##### GIVEN DATA
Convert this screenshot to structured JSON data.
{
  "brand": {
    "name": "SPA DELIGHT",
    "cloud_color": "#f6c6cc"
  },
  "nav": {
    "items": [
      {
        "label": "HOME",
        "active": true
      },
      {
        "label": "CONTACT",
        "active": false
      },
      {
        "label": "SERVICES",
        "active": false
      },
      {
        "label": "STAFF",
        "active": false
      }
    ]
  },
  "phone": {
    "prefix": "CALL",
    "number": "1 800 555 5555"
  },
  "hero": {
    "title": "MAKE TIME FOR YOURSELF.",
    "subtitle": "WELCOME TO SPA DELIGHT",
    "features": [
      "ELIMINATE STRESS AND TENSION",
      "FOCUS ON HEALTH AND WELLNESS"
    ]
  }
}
##########
##### GIVEN DATA
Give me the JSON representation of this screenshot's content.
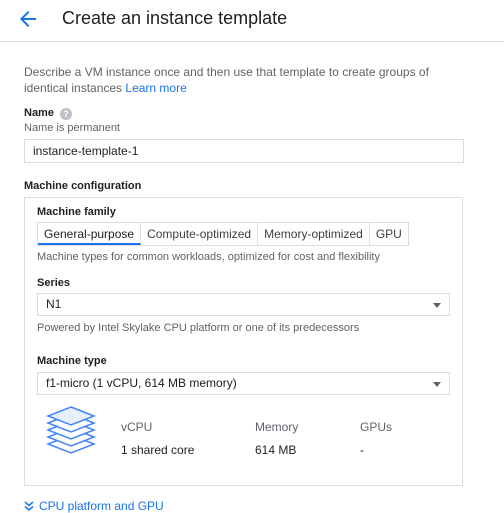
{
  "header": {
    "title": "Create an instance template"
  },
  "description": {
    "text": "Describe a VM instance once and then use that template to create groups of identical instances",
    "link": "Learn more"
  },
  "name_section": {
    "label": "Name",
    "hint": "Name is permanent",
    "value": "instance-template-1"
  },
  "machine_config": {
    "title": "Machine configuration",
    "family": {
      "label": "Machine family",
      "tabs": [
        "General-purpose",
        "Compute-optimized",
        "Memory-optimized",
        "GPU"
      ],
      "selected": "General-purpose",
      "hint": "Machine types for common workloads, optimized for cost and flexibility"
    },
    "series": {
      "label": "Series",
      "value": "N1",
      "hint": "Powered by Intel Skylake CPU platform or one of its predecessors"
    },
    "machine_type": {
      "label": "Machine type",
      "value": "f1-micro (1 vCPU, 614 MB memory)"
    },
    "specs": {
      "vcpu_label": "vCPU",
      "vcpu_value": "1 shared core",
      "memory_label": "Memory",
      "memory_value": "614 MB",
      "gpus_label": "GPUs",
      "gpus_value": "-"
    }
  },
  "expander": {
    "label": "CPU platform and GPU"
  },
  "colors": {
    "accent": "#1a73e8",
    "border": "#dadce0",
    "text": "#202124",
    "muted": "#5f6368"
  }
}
##########
##### GIVEN DATA
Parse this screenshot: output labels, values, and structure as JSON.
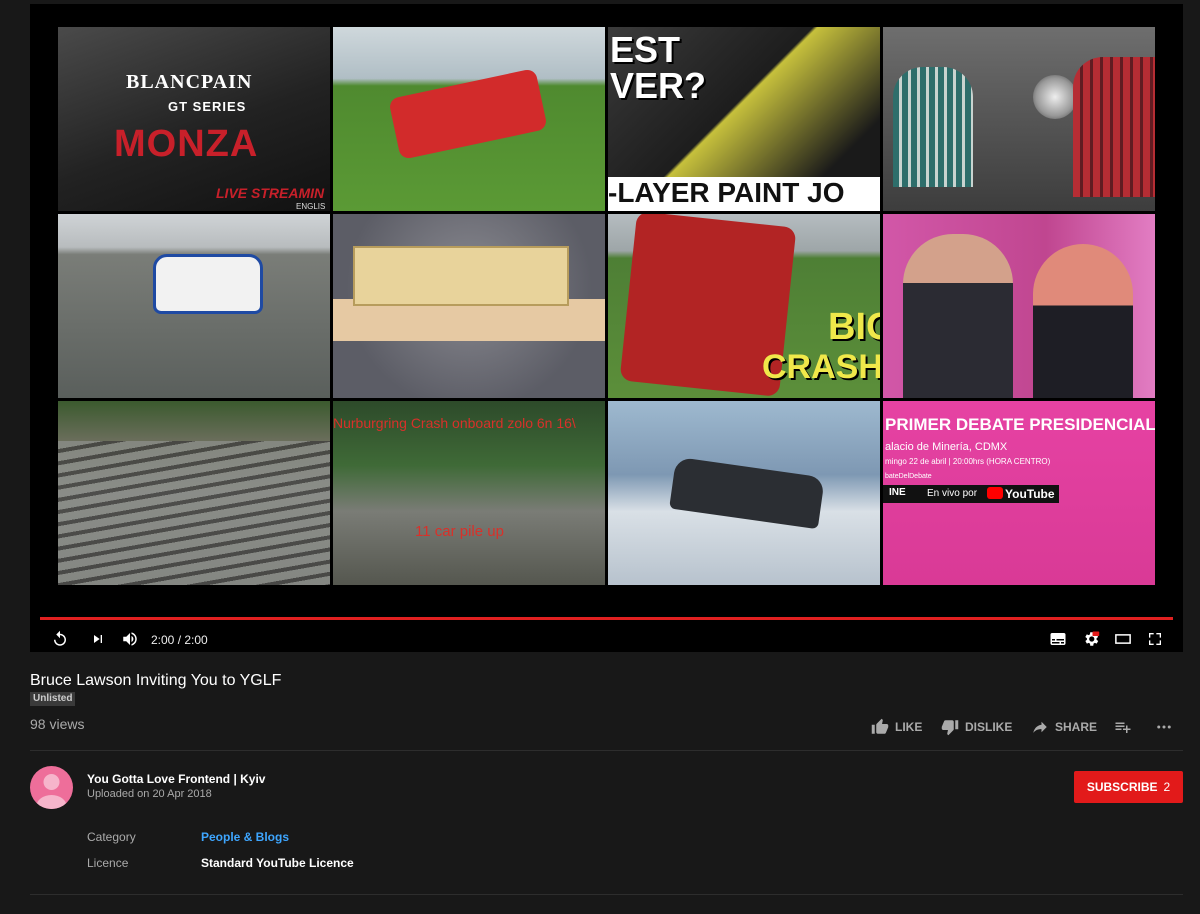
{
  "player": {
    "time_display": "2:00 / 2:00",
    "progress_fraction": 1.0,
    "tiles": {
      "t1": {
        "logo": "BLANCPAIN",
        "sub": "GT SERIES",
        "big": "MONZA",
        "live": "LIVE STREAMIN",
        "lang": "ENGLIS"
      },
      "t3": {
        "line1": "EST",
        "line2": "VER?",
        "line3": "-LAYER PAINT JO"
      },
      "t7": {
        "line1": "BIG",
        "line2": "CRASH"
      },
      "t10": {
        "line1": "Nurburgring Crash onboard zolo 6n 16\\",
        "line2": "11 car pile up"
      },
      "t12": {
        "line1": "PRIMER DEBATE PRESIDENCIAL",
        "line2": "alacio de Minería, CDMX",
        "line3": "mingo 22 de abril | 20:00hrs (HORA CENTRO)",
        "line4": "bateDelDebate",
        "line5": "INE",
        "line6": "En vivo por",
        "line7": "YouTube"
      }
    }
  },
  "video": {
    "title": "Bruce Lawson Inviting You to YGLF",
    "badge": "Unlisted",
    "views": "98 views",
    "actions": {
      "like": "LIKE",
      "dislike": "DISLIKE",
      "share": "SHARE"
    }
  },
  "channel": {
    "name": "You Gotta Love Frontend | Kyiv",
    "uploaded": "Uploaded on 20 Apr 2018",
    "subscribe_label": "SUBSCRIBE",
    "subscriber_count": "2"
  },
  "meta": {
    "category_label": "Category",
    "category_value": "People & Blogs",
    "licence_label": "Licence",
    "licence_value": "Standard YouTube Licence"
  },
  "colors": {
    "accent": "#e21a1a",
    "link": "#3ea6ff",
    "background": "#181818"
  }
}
##########
OBJECTIVE:
Gather from the entries above all lines that include the string "DELIGHT".

RESULT OF THE TASK:
    "name": "SPA DELIGHT",
    "subtitle": "WELCOME TO SPA DELIGHT",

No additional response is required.